[Figure record listings]
━━━━

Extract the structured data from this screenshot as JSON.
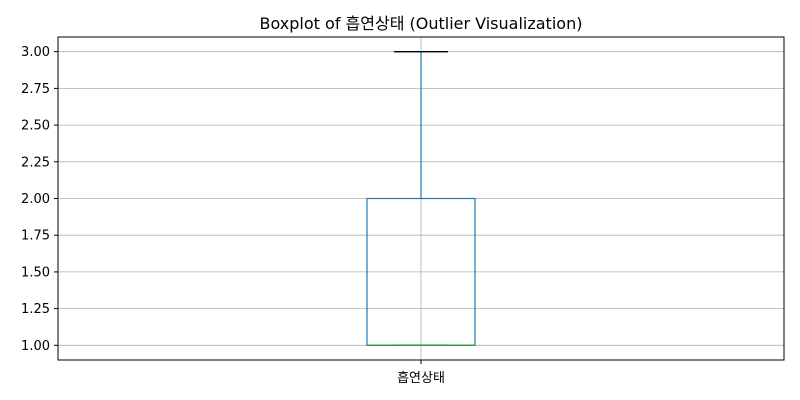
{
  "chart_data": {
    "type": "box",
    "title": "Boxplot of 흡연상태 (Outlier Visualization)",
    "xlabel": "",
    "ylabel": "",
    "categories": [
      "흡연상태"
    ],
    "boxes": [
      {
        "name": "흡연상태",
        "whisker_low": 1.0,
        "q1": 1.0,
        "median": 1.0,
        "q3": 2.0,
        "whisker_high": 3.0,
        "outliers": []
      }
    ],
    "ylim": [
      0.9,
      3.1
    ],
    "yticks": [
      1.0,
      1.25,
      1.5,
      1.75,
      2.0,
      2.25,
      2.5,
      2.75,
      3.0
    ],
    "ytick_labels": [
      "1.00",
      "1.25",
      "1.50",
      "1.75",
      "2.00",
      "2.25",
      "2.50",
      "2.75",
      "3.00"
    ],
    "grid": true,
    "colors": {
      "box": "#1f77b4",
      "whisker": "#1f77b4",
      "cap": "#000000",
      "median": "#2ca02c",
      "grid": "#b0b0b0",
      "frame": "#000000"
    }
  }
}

━━━━

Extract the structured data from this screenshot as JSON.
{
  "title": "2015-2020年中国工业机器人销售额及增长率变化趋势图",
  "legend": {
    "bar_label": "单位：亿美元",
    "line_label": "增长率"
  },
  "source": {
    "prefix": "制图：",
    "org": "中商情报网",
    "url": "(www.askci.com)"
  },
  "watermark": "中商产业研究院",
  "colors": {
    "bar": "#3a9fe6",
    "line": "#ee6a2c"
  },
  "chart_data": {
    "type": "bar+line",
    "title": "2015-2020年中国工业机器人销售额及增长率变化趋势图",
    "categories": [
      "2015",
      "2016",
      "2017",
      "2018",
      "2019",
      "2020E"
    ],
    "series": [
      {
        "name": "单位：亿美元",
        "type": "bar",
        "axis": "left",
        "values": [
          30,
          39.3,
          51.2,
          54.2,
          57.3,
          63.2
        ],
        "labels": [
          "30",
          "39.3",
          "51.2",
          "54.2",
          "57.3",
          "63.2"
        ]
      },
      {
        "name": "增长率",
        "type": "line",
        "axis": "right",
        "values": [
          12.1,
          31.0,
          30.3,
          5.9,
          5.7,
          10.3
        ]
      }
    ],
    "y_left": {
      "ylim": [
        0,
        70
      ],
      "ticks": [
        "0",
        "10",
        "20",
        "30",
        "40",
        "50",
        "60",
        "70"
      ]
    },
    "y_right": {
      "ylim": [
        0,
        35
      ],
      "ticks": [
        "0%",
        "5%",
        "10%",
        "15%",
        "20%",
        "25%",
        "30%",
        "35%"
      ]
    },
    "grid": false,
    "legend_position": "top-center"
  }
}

━━━━

Scan the records above, count the lines with "title" in them, and give only the number.

3